Work to be completed:
Check each line of the listing below for the word "title" and say how many lines have it. Nothing else should be written.
-- begin Dataset --
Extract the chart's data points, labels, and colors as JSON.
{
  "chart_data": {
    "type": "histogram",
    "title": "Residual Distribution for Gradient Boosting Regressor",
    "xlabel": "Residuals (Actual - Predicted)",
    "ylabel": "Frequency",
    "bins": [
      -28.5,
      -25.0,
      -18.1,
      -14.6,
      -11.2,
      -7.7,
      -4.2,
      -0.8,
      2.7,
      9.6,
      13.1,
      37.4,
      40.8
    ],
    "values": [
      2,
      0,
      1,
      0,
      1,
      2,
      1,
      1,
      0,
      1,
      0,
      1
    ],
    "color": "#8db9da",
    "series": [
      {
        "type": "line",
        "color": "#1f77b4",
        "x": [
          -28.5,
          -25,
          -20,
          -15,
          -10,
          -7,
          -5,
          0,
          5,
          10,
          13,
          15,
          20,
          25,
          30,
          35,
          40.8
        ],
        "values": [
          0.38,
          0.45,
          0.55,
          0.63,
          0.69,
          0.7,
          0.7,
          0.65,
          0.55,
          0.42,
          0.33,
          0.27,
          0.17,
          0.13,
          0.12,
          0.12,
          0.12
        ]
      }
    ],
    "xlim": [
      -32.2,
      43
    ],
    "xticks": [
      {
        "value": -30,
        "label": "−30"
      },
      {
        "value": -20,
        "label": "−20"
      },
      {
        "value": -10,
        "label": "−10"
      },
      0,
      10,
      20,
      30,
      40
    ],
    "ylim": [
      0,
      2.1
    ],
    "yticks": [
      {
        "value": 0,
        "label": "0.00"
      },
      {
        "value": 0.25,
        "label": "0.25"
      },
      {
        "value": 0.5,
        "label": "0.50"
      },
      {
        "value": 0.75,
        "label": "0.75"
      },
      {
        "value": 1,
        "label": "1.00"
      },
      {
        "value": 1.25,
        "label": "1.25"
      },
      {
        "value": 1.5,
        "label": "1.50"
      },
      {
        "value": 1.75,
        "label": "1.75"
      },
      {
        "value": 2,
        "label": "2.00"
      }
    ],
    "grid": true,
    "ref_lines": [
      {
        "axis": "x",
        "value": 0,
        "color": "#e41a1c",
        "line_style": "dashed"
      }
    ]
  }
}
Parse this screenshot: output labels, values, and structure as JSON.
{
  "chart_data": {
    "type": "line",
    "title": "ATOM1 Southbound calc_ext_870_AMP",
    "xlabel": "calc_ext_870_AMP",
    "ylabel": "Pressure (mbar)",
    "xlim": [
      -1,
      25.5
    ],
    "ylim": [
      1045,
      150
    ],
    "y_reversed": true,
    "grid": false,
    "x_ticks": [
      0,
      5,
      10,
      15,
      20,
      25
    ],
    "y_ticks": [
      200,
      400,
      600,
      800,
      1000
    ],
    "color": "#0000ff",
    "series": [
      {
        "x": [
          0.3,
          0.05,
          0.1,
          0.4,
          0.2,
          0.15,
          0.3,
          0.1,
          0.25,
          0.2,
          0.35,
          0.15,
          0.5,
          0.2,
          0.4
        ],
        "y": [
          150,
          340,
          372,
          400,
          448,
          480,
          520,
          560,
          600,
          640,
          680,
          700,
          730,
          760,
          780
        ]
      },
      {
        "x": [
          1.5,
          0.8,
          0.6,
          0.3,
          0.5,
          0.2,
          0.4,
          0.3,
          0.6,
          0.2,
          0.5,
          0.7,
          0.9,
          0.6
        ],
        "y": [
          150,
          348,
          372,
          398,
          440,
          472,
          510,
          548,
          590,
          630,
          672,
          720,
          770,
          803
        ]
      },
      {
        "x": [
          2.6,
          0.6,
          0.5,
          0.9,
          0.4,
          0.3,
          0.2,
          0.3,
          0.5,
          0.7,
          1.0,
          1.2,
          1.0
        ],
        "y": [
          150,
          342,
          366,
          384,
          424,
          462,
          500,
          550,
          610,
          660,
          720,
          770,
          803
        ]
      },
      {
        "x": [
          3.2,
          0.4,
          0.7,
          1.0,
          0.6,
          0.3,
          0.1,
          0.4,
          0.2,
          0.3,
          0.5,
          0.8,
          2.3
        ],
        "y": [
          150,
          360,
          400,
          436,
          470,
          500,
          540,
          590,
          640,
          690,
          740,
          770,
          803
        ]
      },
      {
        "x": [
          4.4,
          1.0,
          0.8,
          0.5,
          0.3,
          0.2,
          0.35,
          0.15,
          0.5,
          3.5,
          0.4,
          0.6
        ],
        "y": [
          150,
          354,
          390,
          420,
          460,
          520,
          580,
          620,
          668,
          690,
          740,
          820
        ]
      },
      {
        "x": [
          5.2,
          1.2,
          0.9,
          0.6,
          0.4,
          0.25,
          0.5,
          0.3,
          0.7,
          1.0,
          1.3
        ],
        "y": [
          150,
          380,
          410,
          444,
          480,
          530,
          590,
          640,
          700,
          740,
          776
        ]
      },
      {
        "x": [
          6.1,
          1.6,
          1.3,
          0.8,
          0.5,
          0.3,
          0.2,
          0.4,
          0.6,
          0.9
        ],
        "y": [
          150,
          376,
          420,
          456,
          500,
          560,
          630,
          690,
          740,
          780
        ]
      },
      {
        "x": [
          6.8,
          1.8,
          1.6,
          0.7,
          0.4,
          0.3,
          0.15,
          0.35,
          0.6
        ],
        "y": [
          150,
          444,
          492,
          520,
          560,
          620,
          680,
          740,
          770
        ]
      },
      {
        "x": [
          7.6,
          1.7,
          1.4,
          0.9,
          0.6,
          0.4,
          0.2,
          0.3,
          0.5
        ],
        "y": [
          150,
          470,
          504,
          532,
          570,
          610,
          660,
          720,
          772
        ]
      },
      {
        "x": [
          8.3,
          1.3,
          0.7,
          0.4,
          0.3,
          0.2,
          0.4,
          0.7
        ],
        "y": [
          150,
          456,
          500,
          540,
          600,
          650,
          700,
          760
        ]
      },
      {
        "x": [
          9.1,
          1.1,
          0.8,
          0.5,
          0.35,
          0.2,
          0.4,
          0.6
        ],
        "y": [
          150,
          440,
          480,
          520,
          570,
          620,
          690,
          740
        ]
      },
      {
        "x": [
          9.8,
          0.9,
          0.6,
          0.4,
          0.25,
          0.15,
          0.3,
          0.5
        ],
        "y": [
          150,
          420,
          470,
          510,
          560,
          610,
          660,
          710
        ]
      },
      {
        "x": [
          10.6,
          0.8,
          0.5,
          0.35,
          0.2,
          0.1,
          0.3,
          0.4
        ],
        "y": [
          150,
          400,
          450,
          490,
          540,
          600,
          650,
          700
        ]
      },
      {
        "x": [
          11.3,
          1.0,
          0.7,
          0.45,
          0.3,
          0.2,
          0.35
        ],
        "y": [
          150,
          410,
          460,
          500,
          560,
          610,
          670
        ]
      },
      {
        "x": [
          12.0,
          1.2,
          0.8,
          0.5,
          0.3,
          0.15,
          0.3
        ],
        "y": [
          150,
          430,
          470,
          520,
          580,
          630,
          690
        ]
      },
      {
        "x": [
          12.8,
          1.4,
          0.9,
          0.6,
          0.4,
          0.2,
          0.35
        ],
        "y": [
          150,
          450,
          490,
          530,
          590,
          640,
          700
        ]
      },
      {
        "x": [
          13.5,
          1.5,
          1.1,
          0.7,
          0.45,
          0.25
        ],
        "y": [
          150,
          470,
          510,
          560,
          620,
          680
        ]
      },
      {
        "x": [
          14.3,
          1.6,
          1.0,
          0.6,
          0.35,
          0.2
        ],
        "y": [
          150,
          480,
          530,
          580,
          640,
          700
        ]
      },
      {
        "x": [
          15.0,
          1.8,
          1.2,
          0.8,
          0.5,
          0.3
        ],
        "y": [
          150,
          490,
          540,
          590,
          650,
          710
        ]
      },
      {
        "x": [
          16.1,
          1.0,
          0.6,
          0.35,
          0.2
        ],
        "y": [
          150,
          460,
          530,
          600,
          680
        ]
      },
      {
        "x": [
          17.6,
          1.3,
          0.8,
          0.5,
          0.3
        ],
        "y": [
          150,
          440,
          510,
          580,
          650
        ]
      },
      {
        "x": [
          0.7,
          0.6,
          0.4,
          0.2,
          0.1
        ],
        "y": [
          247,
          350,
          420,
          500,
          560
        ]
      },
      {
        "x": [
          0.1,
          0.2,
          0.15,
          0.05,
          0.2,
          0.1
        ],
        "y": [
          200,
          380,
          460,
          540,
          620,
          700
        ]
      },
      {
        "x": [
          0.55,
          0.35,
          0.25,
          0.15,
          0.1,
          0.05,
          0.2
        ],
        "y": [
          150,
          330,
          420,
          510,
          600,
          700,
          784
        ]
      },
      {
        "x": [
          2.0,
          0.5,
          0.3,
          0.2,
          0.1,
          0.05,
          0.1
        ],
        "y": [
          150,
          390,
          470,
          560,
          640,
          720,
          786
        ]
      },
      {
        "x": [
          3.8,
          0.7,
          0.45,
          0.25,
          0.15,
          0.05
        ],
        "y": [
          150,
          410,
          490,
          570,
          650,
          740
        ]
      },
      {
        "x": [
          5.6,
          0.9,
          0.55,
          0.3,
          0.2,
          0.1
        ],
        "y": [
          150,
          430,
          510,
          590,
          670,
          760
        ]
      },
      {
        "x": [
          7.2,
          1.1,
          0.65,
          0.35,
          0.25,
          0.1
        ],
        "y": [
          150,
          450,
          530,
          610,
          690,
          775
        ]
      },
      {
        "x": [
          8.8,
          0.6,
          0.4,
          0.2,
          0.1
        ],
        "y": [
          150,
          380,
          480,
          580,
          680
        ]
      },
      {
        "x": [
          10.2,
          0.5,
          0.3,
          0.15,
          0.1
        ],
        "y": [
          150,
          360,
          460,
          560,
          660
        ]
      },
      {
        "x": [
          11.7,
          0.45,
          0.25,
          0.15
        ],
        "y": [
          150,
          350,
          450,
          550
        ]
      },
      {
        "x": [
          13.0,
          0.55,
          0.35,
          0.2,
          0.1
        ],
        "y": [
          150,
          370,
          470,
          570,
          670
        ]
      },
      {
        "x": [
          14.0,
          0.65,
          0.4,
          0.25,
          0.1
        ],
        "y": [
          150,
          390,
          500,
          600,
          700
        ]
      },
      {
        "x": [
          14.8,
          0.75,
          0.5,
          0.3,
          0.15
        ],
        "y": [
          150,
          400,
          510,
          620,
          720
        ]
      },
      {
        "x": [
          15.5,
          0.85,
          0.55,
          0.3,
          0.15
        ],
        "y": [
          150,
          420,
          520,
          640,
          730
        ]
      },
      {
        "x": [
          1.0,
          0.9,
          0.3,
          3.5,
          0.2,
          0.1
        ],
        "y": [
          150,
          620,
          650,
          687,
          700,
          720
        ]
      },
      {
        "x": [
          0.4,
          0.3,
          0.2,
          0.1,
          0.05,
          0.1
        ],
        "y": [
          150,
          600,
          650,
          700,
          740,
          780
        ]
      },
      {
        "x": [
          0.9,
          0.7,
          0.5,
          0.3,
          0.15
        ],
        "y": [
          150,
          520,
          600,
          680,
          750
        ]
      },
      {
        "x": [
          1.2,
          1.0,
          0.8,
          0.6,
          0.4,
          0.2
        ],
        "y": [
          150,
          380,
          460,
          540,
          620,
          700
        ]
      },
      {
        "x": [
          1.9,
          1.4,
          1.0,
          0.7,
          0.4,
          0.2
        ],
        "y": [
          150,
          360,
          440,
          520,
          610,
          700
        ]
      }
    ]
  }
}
-- end Dataset --
Written solution:
2